* START PROVIDED RECORDS *

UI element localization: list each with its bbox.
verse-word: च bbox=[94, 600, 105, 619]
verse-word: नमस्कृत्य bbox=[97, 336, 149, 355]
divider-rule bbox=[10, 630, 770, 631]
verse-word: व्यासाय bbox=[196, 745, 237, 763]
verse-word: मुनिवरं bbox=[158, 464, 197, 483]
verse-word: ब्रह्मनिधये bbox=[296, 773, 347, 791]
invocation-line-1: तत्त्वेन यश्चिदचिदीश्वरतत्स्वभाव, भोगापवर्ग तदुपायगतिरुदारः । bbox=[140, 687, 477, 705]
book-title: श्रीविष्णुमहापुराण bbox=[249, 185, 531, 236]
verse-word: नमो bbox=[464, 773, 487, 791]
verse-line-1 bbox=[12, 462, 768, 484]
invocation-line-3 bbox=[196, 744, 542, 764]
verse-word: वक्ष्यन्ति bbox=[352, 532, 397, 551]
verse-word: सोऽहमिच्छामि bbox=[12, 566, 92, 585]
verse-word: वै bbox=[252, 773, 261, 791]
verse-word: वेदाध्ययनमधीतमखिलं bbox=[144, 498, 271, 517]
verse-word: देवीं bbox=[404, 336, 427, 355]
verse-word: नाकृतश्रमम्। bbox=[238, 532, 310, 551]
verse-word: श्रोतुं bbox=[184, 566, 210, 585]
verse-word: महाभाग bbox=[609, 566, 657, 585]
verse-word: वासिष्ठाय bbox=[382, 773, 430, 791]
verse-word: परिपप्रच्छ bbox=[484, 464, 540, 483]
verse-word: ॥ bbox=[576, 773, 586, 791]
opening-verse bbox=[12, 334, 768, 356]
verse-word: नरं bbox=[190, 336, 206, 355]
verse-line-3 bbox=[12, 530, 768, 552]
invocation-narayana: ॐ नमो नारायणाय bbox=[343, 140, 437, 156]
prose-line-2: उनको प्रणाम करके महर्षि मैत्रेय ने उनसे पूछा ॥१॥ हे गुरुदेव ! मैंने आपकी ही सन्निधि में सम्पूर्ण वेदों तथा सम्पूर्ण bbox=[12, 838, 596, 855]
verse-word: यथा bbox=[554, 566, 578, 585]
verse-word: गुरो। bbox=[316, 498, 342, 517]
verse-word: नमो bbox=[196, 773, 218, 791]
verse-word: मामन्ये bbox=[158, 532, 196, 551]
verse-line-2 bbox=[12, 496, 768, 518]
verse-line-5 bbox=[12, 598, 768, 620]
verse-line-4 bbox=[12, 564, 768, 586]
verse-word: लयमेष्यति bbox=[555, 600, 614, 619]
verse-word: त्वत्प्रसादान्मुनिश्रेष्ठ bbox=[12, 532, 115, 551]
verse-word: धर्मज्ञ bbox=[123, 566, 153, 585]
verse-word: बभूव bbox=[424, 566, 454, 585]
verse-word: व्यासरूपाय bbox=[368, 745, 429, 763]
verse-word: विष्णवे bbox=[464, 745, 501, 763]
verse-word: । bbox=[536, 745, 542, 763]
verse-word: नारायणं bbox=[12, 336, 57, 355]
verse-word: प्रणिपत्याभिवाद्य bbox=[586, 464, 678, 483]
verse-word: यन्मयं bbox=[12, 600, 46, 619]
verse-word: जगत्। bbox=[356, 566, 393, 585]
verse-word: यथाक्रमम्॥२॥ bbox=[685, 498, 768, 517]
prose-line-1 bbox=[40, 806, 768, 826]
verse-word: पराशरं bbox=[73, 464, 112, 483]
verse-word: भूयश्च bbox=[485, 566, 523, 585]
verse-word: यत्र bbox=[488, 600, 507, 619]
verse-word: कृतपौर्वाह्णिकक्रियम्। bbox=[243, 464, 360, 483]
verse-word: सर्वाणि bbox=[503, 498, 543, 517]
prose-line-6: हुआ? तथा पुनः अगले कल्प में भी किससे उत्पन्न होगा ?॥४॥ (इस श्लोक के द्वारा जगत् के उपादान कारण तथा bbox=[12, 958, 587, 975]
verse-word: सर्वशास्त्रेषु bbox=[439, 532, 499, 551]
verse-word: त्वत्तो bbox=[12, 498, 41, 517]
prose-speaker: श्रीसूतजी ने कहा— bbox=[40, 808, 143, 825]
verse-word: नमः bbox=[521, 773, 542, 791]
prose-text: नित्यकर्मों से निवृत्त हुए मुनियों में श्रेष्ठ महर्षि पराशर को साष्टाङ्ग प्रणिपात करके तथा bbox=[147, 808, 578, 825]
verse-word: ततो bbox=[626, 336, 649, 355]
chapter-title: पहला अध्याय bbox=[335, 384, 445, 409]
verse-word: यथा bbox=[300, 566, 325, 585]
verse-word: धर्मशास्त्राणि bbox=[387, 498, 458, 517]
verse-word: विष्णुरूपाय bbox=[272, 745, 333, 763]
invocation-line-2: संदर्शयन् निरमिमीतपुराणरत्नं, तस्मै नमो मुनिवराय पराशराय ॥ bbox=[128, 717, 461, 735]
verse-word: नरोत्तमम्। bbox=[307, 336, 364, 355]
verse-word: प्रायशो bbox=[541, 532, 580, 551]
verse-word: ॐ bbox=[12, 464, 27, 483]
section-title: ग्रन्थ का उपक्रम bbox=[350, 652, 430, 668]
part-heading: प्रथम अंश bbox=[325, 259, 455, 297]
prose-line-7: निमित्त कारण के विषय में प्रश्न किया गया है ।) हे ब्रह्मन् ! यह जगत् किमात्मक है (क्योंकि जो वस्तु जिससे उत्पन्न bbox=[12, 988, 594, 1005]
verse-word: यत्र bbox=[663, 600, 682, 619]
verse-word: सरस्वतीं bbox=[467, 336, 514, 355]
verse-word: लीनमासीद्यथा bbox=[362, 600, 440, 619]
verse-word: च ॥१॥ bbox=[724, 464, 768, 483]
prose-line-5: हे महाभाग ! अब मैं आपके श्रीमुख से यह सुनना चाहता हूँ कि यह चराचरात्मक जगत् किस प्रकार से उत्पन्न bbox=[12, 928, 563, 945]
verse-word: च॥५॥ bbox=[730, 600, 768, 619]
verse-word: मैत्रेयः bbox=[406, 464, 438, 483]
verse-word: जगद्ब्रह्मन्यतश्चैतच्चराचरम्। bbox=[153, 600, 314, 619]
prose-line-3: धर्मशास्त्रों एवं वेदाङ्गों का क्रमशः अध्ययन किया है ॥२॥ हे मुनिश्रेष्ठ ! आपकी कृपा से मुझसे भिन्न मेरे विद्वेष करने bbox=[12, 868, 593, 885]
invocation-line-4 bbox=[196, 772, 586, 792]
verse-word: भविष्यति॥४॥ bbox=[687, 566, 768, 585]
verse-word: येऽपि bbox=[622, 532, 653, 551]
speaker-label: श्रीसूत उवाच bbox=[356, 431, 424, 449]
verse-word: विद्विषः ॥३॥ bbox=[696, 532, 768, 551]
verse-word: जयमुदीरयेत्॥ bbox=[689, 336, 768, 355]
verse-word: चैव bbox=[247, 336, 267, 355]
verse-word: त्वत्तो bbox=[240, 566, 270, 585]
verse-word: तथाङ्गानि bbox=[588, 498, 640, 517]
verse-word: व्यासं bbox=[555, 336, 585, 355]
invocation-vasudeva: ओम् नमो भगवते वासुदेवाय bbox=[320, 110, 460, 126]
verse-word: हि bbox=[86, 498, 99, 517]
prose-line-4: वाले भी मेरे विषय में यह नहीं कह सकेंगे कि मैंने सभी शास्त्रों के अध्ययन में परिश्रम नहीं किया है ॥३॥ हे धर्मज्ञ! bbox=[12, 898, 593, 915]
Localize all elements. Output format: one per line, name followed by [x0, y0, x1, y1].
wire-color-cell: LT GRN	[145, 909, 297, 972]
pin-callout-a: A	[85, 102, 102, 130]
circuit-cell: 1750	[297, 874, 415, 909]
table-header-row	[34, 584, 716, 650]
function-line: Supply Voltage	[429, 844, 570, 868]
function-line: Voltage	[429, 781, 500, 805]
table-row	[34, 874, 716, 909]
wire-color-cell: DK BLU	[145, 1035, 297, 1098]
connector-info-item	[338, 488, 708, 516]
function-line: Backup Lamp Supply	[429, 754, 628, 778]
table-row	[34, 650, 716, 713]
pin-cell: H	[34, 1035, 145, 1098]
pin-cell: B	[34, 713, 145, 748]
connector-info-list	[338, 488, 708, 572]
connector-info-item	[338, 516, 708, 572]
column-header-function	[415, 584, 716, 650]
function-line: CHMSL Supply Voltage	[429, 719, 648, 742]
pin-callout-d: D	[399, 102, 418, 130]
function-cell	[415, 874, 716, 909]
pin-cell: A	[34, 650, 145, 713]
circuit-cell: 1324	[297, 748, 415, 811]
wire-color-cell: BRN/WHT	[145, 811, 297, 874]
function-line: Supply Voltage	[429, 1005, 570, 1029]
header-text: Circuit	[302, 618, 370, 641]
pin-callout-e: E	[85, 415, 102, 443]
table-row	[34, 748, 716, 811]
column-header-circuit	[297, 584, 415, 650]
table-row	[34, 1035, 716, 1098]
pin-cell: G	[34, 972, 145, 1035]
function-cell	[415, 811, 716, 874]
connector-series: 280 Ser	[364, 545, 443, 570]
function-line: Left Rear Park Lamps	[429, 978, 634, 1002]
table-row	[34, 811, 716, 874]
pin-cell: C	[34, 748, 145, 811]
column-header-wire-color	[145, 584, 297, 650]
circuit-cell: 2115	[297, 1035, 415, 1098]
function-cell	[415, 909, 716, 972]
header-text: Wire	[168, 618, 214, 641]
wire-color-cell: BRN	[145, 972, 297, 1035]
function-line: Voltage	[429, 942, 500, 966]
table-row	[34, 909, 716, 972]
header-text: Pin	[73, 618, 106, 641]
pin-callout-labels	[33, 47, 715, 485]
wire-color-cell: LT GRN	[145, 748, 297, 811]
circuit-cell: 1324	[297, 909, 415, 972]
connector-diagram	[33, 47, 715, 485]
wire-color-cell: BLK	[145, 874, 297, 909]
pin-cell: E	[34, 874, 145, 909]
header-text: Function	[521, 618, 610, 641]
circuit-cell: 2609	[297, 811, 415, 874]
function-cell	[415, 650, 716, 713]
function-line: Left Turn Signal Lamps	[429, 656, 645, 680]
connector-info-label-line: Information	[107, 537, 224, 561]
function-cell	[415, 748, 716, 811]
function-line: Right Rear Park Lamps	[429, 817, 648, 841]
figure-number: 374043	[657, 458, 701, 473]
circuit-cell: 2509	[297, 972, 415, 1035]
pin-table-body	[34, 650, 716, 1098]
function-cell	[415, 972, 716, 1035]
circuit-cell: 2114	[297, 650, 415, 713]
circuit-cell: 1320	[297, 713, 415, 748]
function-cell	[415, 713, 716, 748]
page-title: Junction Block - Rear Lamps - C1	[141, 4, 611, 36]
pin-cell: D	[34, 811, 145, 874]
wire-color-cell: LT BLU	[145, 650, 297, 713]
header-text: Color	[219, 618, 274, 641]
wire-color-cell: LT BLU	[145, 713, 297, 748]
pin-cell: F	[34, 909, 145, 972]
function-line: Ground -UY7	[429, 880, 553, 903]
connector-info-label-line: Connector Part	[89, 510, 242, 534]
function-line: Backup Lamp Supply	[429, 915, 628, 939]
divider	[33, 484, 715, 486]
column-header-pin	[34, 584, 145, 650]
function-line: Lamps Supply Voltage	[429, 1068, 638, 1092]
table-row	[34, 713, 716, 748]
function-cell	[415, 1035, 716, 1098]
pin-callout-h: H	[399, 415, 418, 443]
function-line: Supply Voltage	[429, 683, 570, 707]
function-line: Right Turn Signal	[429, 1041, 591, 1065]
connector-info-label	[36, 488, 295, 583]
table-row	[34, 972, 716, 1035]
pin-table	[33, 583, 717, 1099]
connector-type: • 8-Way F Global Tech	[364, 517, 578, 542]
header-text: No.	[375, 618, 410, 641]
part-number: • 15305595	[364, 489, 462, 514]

* END PROVIDED RECORDS *

Copy the rows from the start of the records through the line containing "verse-word: ब्रह्मनिधये bbox=[296, 773, 347, 791]", including both ends.

UI element localization: list each with its bbox.
verse-word: च bbox=[94, 600, 105, 619]
verse-word: नमस्कृत्य bbox=[97, 336, 149, 355]
divider-rule bbox=[10, 630, 770, 631]
verse-word: व्यासाय bbox=[196, 745, 237, 763]
verse-word: मुनिवरं bbox=[158, 464, 197, 483]
verse-word: ब्रह्मनिधये bbox=[296, 773, 347, 791]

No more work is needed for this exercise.